Entries from a dataset
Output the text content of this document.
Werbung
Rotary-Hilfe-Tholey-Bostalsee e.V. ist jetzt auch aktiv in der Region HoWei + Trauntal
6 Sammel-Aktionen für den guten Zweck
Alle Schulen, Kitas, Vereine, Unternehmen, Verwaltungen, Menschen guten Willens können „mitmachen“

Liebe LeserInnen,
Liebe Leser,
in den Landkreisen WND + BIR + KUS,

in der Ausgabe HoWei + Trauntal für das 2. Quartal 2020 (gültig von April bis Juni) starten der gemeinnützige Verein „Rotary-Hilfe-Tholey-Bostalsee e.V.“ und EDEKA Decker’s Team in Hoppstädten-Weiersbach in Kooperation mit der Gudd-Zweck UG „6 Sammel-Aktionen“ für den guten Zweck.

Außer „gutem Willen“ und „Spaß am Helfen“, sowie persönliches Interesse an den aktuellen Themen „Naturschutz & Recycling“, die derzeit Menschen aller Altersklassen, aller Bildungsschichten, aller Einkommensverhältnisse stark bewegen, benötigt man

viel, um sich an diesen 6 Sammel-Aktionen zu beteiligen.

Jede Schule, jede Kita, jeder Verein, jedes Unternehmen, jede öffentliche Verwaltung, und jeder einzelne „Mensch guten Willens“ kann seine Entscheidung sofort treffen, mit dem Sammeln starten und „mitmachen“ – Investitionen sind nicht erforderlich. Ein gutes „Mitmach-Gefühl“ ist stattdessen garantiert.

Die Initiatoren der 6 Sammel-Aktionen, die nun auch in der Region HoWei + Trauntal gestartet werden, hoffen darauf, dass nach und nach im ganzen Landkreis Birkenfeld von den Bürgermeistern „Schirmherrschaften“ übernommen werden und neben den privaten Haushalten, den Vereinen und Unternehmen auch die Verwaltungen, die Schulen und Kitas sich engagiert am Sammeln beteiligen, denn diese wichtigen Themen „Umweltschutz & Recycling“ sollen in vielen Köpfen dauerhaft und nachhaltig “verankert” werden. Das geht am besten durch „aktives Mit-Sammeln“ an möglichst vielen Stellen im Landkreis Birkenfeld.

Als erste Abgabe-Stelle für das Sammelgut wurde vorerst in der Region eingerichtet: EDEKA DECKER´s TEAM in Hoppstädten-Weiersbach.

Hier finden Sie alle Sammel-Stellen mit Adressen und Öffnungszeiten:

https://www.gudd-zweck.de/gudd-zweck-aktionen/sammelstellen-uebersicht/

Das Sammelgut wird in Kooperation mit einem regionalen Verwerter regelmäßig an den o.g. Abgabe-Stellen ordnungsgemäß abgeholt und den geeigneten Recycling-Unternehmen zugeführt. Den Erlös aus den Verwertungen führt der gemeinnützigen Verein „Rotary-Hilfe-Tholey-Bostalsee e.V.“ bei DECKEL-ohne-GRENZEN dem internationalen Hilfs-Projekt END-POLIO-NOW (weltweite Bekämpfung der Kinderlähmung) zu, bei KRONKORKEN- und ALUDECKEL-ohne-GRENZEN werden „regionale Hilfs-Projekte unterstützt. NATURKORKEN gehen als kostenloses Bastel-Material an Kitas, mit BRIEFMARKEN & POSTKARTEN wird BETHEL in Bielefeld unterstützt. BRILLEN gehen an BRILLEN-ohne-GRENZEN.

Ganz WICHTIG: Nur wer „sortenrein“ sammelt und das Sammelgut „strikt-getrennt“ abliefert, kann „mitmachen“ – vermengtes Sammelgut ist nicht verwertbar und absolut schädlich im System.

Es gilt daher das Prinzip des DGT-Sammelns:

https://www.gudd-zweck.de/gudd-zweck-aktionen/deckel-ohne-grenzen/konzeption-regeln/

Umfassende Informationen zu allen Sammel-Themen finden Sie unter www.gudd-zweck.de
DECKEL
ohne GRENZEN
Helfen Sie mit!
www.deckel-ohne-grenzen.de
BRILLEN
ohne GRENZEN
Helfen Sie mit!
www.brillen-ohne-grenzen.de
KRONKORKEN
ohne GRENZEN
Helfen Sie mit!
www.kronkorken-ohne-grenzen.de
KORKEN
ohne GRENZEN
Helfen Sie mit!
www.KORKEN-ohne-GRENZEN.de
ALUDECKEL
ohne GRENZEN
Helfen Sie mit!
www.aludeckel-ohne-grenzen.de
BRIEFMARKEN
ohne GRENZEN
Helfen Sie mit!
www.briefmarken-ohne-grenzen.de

- Your objective:
For each line of the listing that holds the word "Hoppstädten", show that line.

- Final result:
in der Ausgabe HoWei + Trauntal für das 2. Quartal 2020 (gültig von April bis Juni) starten der gemeinnützige Verein „Rotary-Hilfe-Tholey-Bostalsee e.V.“ und EDEKA Decker’s Team in Hoppstädten-Weiersbach in Kooperation mit der Gudd-Zweck UG „6 Sammel-Aktionen“ für den guten Zweck.
Als erste Abgabe-Stelle für das Sammelgut wurde vorerst in der Region eingerichtet: EDEKA DECKER´s TEAM in Hoppstädten-Weiersbach.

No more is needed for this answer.